> **GOAL OF THE EXERCISE**: Word for word, transcribe the lines below and drop the pictures.

Dataset items:
+--
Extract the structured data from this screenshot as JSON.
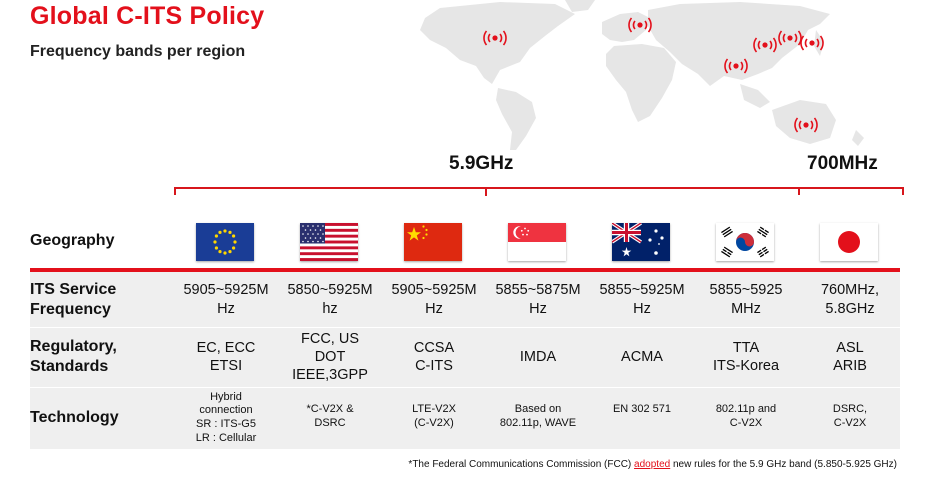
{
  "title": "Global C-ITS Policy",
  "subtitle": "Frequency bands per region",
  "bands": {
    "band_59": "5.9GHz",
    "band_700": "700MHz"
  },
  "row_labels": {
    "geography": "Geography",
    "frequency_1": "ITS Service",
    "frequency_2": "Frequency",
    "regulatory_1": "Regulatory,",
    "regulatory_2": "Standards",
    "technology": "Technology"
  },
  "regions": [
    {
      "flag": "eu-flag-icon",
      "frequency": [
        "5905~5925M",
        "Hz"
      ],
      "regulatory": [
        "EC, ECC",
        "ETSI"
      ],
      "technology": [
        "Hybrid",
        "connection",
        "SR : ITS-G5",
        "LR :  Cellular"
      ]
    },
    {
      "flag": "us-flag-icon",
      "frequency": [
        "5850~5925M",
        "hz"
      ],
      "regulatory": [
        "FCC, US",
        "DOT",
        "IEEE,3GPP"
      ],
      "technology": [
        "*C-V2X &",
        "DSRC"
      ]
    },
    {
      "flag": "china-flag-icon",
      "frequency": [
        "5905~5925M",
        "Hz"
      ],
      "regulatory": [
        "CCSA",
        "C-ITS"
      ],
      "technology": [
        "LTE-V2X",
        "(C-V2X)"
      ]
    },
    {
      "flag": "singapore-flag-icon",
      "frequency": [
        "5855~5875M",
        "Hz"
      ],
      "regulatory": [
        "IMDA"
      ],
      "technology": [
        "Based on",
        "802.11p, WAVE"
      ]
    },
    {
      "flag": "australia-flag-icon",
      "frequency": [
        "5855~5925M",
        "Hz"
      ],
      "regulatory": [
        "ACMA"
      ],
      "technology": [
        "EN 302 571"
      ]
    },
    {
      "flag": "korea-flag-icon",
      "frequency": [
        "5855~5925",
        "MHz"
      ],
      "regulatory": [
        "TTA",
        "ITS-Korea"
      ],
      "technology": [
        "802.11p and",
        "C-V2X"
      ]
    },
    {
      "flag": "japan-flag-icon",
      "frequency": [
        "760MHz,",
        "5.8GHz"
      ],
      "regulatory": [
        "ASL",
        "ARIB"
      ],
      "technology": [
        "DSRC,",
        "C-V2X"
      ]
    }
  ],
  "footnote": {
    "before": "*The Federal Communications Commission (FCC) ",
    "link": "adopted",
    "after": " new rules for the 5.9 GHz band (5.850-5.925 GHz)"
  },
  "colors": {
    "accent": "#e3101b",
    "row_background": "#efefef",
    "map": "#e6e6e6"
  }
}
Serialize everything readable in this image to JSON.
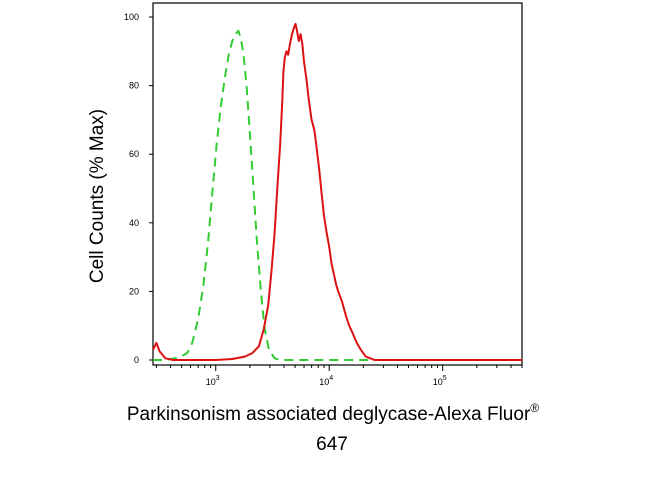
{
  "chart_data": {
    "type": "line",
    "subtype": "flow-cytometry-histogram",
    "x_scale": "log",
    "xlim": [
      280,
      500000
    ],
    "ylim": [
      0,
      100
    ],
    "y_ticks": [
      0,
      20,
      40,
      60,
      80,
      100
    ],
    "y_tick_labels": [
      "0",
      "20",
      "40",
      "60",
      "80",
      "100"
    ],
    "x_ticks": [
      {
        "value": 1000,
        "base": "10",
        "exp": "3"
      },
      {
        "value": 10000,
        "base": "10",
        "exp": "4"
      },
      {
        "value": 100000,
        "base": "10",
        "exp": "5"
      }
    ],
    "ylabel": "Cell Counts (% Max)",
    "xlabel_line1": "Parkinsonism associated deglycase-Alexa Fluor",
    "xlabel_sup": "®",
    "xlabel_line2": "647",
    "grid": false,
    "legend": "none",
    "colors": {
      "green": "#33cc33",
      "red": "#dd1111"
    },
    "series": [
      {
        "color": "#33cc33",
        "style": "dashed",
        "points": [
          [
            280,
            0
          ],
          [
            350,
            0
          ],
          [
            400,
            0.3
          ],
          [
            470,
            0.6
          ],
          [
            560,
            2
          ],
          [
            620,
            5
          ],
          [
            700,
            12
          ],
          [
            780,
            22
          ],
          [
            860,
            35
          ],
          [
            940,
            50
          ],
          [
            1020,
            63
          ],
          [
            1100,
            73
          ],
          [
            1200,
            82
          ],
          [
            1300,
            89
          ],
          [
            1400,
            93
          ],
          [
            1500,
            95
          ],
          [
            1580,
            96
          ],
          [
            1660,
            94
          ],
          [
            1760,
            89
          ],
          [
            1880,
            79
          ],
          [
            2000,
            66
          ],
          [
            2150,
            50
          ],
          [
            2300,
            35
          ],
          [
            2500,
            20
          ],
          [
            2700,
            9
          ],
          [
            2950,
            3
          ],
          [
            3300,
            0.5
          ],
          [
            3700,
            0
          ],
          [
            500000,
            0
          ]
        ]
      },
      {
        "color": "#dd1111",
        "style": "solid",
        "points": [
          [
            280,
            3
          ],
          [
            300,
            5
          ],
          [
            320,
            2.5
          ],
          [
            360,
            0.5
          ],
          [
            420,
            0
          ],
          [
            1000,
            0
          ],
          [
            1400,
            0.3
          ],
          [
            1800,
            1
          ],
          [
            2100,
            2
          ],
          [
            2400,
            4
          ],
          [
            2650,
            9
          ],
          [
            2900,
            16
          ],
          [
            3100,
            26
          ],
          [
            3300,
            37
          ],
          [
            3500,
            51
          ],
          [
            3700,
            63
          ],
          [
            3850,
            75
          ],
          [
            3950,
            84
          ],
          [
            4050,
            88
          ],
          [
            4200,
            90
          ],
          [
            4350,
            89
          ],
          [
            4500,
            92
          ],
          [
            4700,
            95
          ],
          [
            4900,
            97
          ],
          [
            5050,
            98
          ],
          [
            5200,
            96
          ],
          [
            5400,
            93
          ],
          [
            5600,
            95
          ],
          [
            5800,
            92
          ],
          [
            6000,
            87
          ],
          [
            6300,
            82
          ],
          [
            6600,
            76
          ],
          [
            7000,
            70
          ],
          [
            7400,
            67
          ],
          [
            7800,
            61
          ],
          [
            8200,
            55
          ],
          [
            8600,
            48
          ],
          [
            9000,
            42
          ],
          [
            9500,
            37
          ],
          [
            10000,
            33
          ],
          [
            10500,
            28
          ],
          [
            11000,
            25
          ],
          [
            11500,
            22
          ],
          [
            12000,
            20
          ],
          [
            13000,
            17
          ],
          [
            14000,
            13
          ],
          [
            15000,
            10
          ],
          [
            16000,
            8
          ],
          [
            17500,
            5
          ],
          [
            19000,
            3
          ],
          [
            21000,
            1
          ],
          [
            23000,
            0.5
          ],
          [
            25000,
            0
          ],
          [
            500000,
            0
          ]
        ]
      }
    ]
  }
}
+--
> **RESULT OF THIS EXERCISE**:
Extract the structured data from this screenshot as JSON.
{
  "title": "Global C-ITS Policy",
  "subtitle": "Frequency bands per region",
  "bands": {
    "band_59": "5.9GHz",
    "band_700": "700MHz"
  },
  "row_labels": {
    "geography": "Geography",
    "frequency_1": "ITS Service",
    "frequency_2": "Frequency",
    "regulatory_1": "Regulatory,",
    "regulatory_2": "Standards",
    "technology": "Technology"
  },
  "regions": [
    {
      "flag": "eu-flag-icon",
      "frequency": [
        "5905~5925M",
        "Hz"
      ],
      "regulatory": [
        "EC, ECC",
        "ETSI"
      ],
      "technology": [
        "Hybrid",
        "connection",
        "SR : ITS-G5",
        "LR :  Cellular"
      ]
    },
    {
      "flag": "us-flag-icon",
      "frequency": [
        "5850~5925M",
        "hz"
      ],
      "regulatory": [
        "FCC, US",
        "DOT",
        "IEEE,3GPP"
      ],
      "technology": [
        "*C-V2X &",
        "DSRC"
      ]
    },
    {
      "flag": "china-flag-icon",
      "frequency": [
        "5905~5925M",
        "Hz"
      ],
      "regulatory": [
        "CCSA",
        "C-ITS"
      ],
      "technology": [
        "LTE-V2X",
        "(C-V2X)"
      ]
    },
    {
      "flag": "singapore-flag-icon",
      "frequency": [
        "5855~5875M",
        "Hz"
      ],
      "regulatory": [
        "IMDA"
      ],
      "technology": [
        "Based on",
        "802.11p, WAVE"
      ]
    },
    {
      "flag": "australia-flag-icon",
      "frequency": [
        "5855~5925M",
        "Hz"
      ],
      "regulatory": [
        "ACMA"
      ],
      "technology": [
        "EN 302 571"
      ]
    },
    {
      "flag": "korea-flag-icon",
      "frequency": [
        "5855~5925",
        "MHz"
      ],
      "regulatory": [
        "TTA",
        "ITS-Korea"
      ],
      "technology": [
        "802.11p and",
        "C-V2X"
      ]
    },
    {
      "flag": "japan-flag-icon",
      "frequency": [
        "760MHz,",
        "5.8GHz"
      ],
      "regulatory": [
        "ASL",
        "ARIB"
      ],
      "technology": [
        "DSRC,",
        "C-V2X"
      ]
    }
  ],
  "footnote": {
    "before": "*The Federal Communications Commission (FCC) ",
    "link": "adopted",
    "after": " new rules for the 5.9 GHz band (5.850-5.925 GHz)"
  },
  "colors": {
    "accent": "#e3101b",
    "row_background": "#efefef",
    "map": "#e6e6e6"
  }
}
Serialize everything readable in this image to JSON.
{
  "chart_data": {
    "type": "line",
    "subtype": "flow-cytometry-histogram",
    "x_scale": "log",
    "xlim": [
      280,
      500000
    ],
    "ylim": [
      0,
      100
    ],
    "y_ticks": [
      0,
      20,
      40,
      60,
      80,
      100
    ],
    "y_tick_labels": [
      "0",
      "20",
      "40",
      "60",
      "80",
      "100"
    ],
    "x_ticks": [
      {
        "value": 1000,
        "base": "10",
        "exp": "3"
      },
      {
        "value": 10000,
        "base": "10",
        "exp": "4"
      },
      {
        "value": 100000,
        "base": "10",
        "exp": "5"
      }
    ],
    "ylabel": "Cell Counts (% Max)",
    "xlabel_line1": "Parkinsonism associated deglycase-Alexa Fluor",
    "xlabel_sup": "®",
    "xlabel_line2": "647",
    "grid": false,
    "legend": "none",
    "colors": {
      "green": "#33cc33",
      "red": "#dd1111"
    },
    "series": [
      {
        "color": "#33cc33",
        "style": "dashed",
        "points": [
          [
            280,
            0
          ],
          [
            350,
            0
          ],
          [
            400,
            0.3
          ],
          [
            470,
            0.6
          ],
          [
            560,
            2
          ],
          [
            620,
            5
          ],
          [
            700,
            12
          ],
          [
            780,
            22
          ],
          [
            860,
            35
          ],
          [
            940,
            50
          ],
          [
            1020,
            63
          ],
          [
            1100,
            73
          ],
          [
            1200,
            82
          ],
          [
            1300,
            89
          ],
          [
            1400,
            93
          ],
          [
            1500,
            95
          ],
          [
            1580,
            96
          ],
          [
            1660,
            94
          ],
          [
            1760,
            89
          ],
          [
            1880,
            79
          ],
          [
            2000,
            66
          ],
          [
            2150,
            50
          ],
          [
            2300,
            35
          ],
          [
            2500,
            20
          ],
          [
            2700,
            9
          ],
          [
            2950,
            3
          ],
          [
            3300,
            0.5
          ],
          [
            3700,
            0
          ],
          [
            500000,
            0
          ]
        ]
      },
      {
        "color": "#dd1111",
        "style": "solid",
        "points": [
          [
            280,
            3
          ],
          [
            300,
            5
          ],
          [
            320,
            2.5
          ],
          [
            360,
            0.5
          ],
          [
            420,
            0
          ],
          [
            1000,
            0
          ],
          [
            1400,
            0.3
          ],
          [
            1800,
            1
          ],
          [
            2100,
            2
          ],
          [
            2400,
            4
          ],
          [
            2650,
            9
          ],
          [
            2900,
            16
          ],
          [
            3100,
            26
          ],
          [
            3300,
            37
          ],
          [
            3500,
            51
          ],
          [
            3700,
            63
          ],
          [
            3850,
            75
          ],
          [
            3950,
            84
          ],
          [
            4050,
            88
          ],
          [
            4200,
            90
          ],
          [
            4350,
            89
          ],
          [
            4500,
            92
          ],
          [
            4700,
            95
          ],
          [
            4900,
            97
          ],
          [
            5050,
            98
          ],
          [
            5200,
            96
          ],
          [
            5400,
            93
          ],
          [
            5600,
            95
          ],
          [
            5800,
            92
          ],
          [
            6000,
            87
          ],
          [
            6300,
            82
          ],
          [
            6600,
            76
          ],
          [
            7000,
            70
          ],
          [
            7400,
            67
          ],
          [
            7800,
            61
          ],
          [
            8200,
            55
          ],
          [
            8600,
            48
          ],
          [
            9000,
            42
          ],
          [
            9500,
            37
          ],
          [
            10000,
            33
          ],
          [
            10500,
            28
          ],
          [
            11000,
            25
          ],
          [
            11500,
            22
          ],
          [
            12000,
            20
          ],
          [
            13000,
            17
          ],
          [
            14000,
            13
          ],
          [
            15000,
            10
          ],
          [
            16000,
            8
          ],
          [
            17500,
            5
          ],
          [
            19000,
            3
          ],
          [
            21000,
            1
          ],
          [
            23000,
            0.5
          ],
          [
            25000,
            0
          ],
          [
            500000,
            0
          ]
        ]
      }
    ]
  }
}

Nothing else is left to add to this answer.